= Short problem =
Copy the data word for word, keeping every line.

-- Begin --

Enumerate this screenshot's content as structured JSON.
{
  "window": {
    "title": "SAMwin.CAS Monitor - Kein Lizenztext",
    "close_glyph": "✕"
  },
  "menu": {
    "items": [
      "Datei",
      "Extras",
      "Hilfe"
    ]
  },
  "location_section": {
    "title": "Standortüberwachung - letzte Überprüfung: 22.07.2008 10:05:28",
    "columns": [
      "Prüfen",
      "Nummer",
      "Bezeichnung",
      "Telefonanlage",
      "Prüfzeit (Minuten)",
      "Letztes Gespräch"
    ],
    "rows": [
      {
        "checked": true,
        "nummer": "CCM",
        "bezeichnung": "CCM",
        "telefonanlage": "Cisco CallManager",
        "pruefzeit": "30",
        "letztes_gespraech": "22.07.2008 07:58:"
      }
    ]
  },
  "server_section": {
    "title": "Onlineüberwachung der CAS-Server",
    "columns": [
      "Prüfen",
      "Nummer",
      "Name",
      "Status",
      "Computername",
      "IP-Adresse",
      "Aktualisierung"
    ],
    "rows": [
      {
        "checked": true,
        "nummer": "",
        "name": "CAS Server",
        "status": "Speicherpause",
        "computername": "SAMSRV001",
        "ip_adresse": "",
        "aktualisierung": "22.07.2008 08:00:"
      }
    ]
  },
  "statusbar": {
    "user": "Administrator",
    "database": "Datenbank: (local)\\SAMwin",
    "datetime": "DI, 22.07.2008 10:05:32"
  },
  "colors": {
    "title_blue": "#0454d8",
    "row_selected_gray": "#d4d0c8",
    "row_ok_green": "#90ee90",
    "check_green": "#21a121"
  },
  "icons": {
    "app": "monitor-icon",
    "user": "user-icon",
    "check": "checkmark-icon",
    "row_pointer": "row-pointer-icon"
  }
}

-- End --

= Answer to this exercise =
Enumerate this screenshot's content as structured JSON.
{
  "window": {
    "title": "SAMwin.CAS Monitor - Kein Lizenztext",
    "close_glyph": "✕"
  },
  "menu": {
    "items": [
      "Datei",
      "Extras",
      "Hilfe"
    ]
  },
  "location_section": {
    "title": "Standortüberwachung - letzte Überprüfung: 22.07.2008 10:05:28",
    "columns": [
      "Prüfen",
      "Nummer",
      "Bezeichnung",
      "Telefonanlage",
      "Prüfzeit (Minuten)",
      "Letztes Gespräch"
    ],
    "rows": [
      {
        "checked": true,
        "nummer": "CCM",
        "bezeichnung": "CCM",
        "telefonanlage": "Cisco CallManager",
        "pruefzeit": "30",
        "letztes_gespraech": "22.07.2008 07:58:"
      }
    ]
  },
  "server_section": {
    "title": "Onlineüberwachung der CAS-Server",
    "columns": [
      "Prüfen",
      "Nummer",
      "Name",
      "Status",
      "Computername",
      "IP-Adresse",
      "Aktualisierung"
    ],
    "rows": [
      {
        "checked": true,
        "nummer": "",
        "name": "CAS Server",
        "status": "Speicherpause",
        "computername": "SAMSRV001",
        "ip_adresse": "",
        "aktualisierung": "22.07.2008 08:00:"
      }
    ]
  },
  "statusbar": {
    "user": "Administrator",
    "database": "Datenbank: (local)\\SAMwin",
    "datetime": "DI, 22.07.2008 10:05:32"
  },
  "colors": {
    "title_blue": "#0454d8",
    "row_selected_gray": "#d4d0c8",
    "row_ok_green": "#90ee90",
    "check_green": "#21a121"
  },
  "icons": {
    "app": "monitor-icon",
    "user": "user-icon",
    "check": "checkmark-icon",
    "row_pointer": "row-pointer-icon"
  }
}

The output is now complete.